— START DATA SUPPLIED —
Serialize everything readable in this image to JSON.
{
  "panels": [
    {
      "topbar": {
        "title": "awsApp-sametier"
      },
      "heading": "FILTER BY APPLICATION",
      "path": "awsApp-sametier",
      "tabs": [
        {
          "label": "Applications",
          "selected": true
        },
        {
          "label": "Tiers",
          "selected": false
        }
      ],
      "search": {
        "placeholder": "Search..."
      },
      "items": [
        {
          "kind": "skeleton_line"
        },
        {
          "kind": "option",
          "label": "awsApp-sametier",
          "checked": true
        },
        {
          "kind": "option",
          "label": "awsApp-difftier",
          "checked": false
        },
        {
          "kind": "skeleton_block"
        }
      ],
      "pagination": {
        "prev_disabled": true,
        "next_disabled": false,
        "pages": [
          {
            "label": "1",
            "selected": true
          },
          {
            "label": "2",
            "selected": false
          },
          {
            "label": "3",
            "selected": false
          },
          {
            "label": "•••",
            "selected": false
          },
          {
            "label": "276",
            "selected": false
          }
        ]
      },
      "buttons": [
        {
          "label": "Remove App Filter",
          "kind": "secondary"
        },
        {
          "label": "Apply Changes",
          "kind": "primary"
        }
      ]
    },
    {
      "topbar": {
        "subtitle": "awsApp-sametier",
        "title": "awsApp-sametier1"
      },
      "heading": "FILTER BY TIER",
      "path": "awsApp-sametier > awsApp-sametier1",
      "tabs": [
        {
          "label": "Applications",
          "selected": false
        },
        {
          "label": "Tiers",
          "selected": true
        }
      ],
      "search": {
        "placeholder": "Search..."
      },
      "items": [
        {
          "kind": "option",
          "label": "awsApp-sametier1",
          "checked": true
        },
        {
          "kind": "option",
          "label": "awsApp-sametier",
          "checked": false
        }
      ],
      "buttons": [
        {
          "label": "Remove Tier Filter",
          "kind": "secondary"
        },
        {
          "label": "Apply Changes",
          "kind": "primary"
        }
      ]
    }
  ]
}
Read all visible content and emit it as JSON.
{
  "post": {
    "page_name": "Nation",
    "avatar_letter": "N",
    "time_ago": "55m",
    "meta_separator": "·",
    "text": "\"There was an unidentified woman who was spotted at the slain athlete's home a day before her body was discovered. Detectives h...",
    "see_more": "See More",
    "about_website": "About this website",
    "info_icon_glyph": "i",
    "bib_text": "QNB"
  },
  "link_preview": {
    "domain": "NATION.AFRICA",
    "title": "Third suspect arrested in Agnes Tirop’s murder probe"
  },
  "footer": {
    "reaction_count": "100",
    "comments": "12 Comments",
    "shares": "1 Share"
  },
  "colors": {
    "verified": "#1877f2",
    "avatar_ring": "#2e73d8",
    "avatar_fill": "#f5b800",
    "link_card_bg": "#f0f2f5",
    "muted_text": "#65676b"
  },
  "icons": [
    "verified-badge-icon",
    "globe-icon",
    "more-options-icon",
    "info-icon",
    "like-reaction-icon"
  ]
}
— END DATA SUPPLIED —
INSTRUCTIONS FOR THE TASK -
Retype the material in full, character for character.

RESPONSE TO THE EXERCISE -
Serialize everything readable in this image to JSON.
{
  "panels": [
    {
      "topbar": {
        "title": "awsApp-sametier"
      },
      "heading": "FILTER BY APPLICATION",
      "path": "awsApp-sametier",
      "tabs": [
        {
          "label": "Applications",
          "selected": true
        },
        {
          "label": "Tiers",
          "selected": false
        }
      ],
      "search": {
        "placeholder": "Search..."
      },
      "items": [
        {
          "kind": "skeleton_line"
        },
        {
          "kind": "option",
          "label": "awsApp-sametier",
          "checked": true
        },
        {
          "kind": "option",
          "label": "awsApp-difftier",
          "checked": false
        },
        {
          "kind": "skeleton_block"
        }
      ],
      "pagination": {
        "prev_disabled": true,
        "next_disabled": false,
        "pages": [
          {
            "label": "1",
            "selected": true
          },
          {
            "label": "2",
            "selected": false
          },
          {
            "label": "3",
            "selected": false
          },
          {
            "label": "•••",
            "selected": false
          },
          {
            "label": "276",
            "selected": false
          }
        ]
      },
      "buttons": [
        {
          "label": "Remove App Filter",
          "kind": "secondary"
        },
        {
          "label": "Apply Changes",
          "kind": "primary"
        }
      ]
    },
    {
      "topbar": {
        "subtitle": "awsApp-sametier",
        "title": "awsApp-sametier1"
      },
      "heading": "FILTER BY TIER",
      "path": "awsApp-sametier > awsApp-sametier1",
      "tabs": [
        {
          "label": "Applications",
          "selected": false
        },
        {
          "label": "Tiers",
          "selected": true
        }
      ],
      "search": {
        "placeholder": "Search..."
      },
      "items": [
        {
          "kind": "option",
          "label": "awsApp-sametier1",
          "checked": true
        },
        {
          "kind": "option",
          "label": "awsApp-sametier",
          "checked": false
        }
      ],
      "buttons": [
        {
          "label": "Remove Tier Filter",
          "kind": "secondary"
        },
        {
          "label": "Apply Changes",
          "kind": "primary"
        }
      ]
    }
  ]
}
Read all visible content and emit it as JSON.
{
  "post": {
    "page_name": "Nation",
    "avatar_letter": "N",
    "time_ago": "55m",
    "meta_separator": "·",
    "text": "\"There was an unidentified woman who was spotted at the slain athlete's home a day before her body was discovered. Detectives h...",
    "see_more": "See More",
    "about_website": "About this website",
    "info_icon_glyph": "i",
    "bib_text": "QNB"
  },
  "link_preview": {
    "domain": "NATION.AFRICA",
    "title": "Third suspect arrested in Agnes Tirop’s murder probe"
  },
  "footer": {
    "reaction_count": "100",
    "comments": "12 Comments",
    "shares": "1 Share"
  },
  "colors": {
    "verified": "#1877f2",
    "avatar_ring": "#2e73d8",
    "avatar_fill": "#f5b800",
    "link_card_bg": "#f0f2f5",
    "muted_text": "#65676b"
  },
  "icons": [
    "verified-badge-icon",
    "globe-icon",
    "more-options-icon",
    "info-icon",
    "like-reaction-icon"
  ]
}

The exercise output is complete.